Work to do: Repeat the material verbatim and drop the pictures.

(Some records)

◆ ◆ ◆

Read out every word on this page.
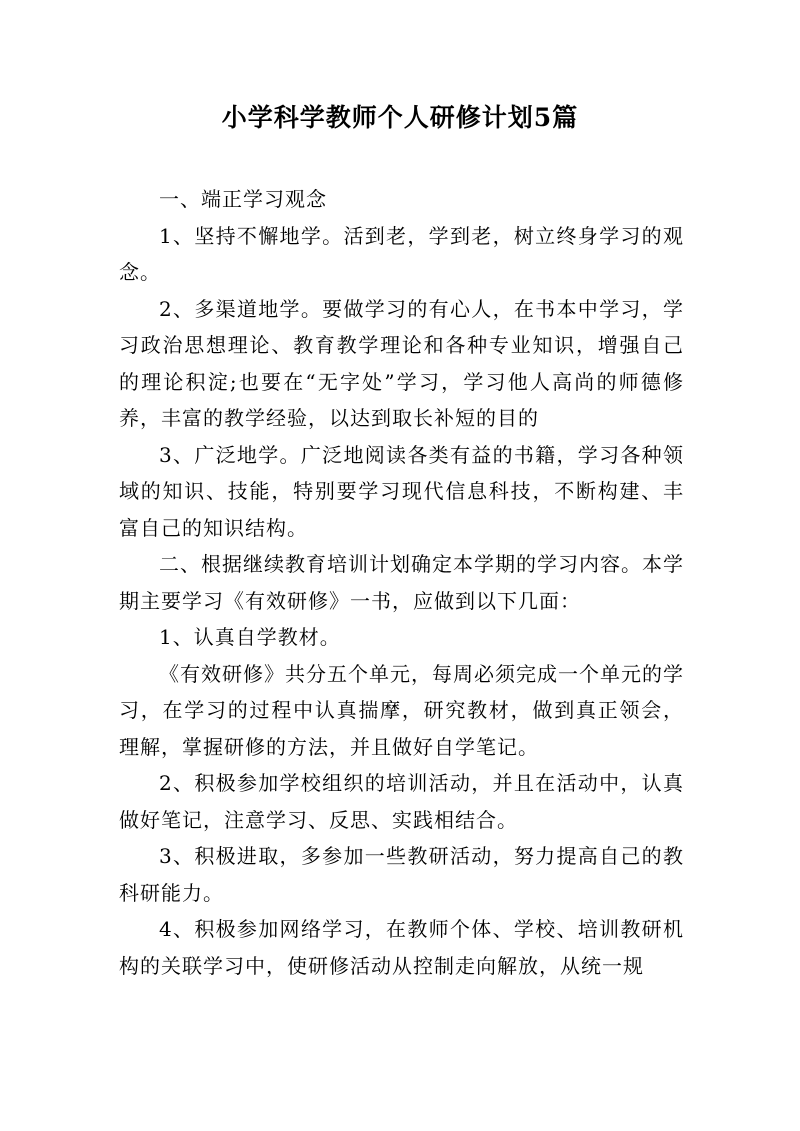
小学科学教师个人研修计划5篇

一、端正学习观念

1、坚持不懈地学。活到老，学到老，树立终身学习的观念。

2、多渠道地学。要做学习的有心人，在书本中学习，学习政治思想理论、教育教学理论和各种专业知识，增强自己的理论积淀;也要在“无字处”学习，学习他人高尚的师德修养，丰富的教学经验，以达到取长补短的目的

3、广泛地学。广泛地阅读各类有益的书籍，学习各种领域的知识、技能，特别要学习现代信息科技，不断构建、丰富自己的知识结构。

二、根据继续教育培训计划确定本学期的学习内容。本学期主要学习《有效研修》一书，应做到以下几面：

1、认真自学教材。

《有效研修》共分五个单元，每周必须完成一个单元的学习，在学习的过程中认真揣摩，研究教材，做到真正领会，理解，掌握研修的方法，并且做好自学笔记。

2、积极参加学校组织的培训活动，并且在活动中，认真做好笔记，注意学习、反思、实践相结合。

3、积极进取，多参加一些教研活动，努力提高自己的教科研能力。

4、积极参加网络学习，在教师个体、学校、培训教研机构的关联学习中，使研修活动从控制走向解放，从统一规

◆ ◆ ◆

The reply:
Read out every word on this page.
小学科学教师个人研修计划5篇

一、端正学习观念

1、坚持不懈地学。活到老，学到老，树立终身学习的观念。

2、多渠道地学。要做学习的有心人，在书本中学习，学习政治思想理论、教育教学理论和各种专业知识，增强自己的理论积淀;也要在“无字处”学习，学习他人高尚的师德修养，丰富的教学经验，以达到取长补短的目的

3、广泛地学。广泛地阅读各类有益的书籍，学习各种领域的知识、技能，特别要学习现代信息科技，不断构建、丰富自己的知识结构。

二、根据继续教育培训计划确定本学期的学习内容。本学期主要学习《有效研修》一书，应做到以下几面：

1、认真自学教材。

《有效研修》共分五个单元，每周必须完成一个单元的学习，在学习的过程中认真揣摩，研究教材，做到真正领会，理解，掌握研修的方法，并且做好自学笔记。

2、积极参加学校组织的培训活动，并且在活动中，认真做好笔记，注意学习、反思、实践相结合。

3、积极进取，多参加一些教研活动，努力提高自己的教科研能力。

4、积极参加网络学习，在教师个体、学校、培训教研机构的关联学习中，使研修活动从控制走向解放，从统一规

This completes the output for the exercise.